Task brief:
Make an exact copy of the entries, and keep any pictures out of it.

Data section:
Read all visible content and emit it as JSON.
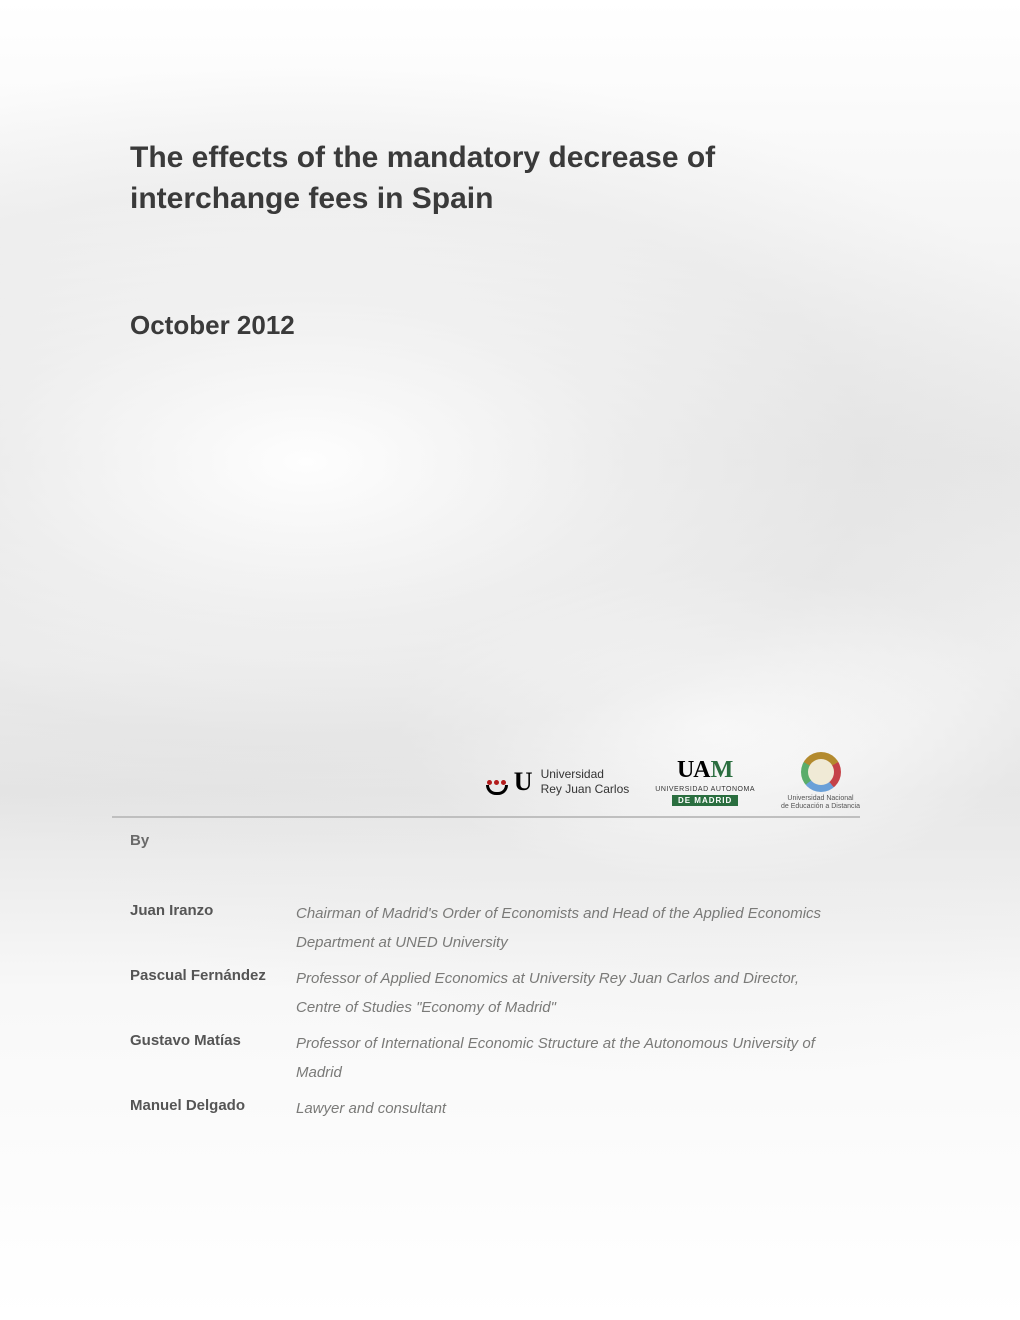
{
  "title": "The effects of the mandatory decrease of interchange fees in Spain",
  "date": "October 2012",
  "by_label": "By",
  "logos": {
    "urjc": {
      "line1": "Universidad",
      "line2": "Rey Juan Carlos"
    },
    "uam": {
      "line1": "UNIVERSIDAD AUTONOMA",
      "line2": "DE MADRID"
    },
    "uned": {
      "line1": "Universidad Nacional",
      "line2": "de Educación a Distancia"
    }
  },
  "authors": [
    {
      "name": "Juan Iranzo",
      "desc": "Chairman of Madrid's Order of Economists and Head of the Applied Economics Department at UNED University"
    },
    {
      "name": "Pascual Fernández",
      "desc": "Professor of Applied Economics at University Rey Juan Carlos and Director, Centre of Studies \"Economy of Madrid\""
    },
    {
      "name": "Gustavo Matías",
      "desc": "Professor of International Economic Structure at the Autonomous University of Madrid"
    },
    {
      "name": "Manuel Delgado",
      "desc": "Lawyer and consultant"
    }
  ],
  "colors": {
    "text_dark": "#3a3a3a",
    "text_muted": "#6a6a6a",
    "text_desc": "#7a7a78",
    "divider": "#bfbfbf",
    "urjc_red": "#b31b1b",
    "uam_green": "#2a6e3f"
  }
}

Result:
Read all visible content and emit it as JSON.
{
  "title": "The effects of the mandatory decrease of interchange fees in Spain",
  "date": "October 2012",
  "by_label": "By",
  "logos": {
    "urjc": {
      "line1": "Universidad",
      "line2": "Rey Juan Carlos"
    },
    "uam": {
      "line1": "UNIVERSIDAD AUTONOMA",
      "line2": "DE MADRID"
    },
    "uned": {
      "line1": "Universidad Nacional",
      "line2": "de Educación a Distancia"
    }
  },
  "authors": [
    {
      "name": "Juan Iranzo",
      "desc": "Chairman of Madrid's Order of Economists and Head of the Applied Economics Department at UNED University"
    },
    {
      "name": "Pascual Fernández",
      "desc": "Professor of Applied Economics at University Rey Juan Carlos and Director, Centre of Studies \"Economy of Madrid\""
    },
    {
      "name": "Gustavo Matías",
      "desc": "Professor of International Economic Structure at the Autonomous University of Madrid"
    },
    {
      "name": "Manuel Delgado",
      "desc": "Lawyer and consultant"
    }
  ],
  "colors": {
    "text_dark": "#3a3a3a",
    "text_muted": "#6a6a6a",
    "text_desc": "#7a7a78",
    "divider": "#bfbfbf",
    "urjc_red": "#b31b1b",
    "uam_green": "#2a6e3f"
  }
}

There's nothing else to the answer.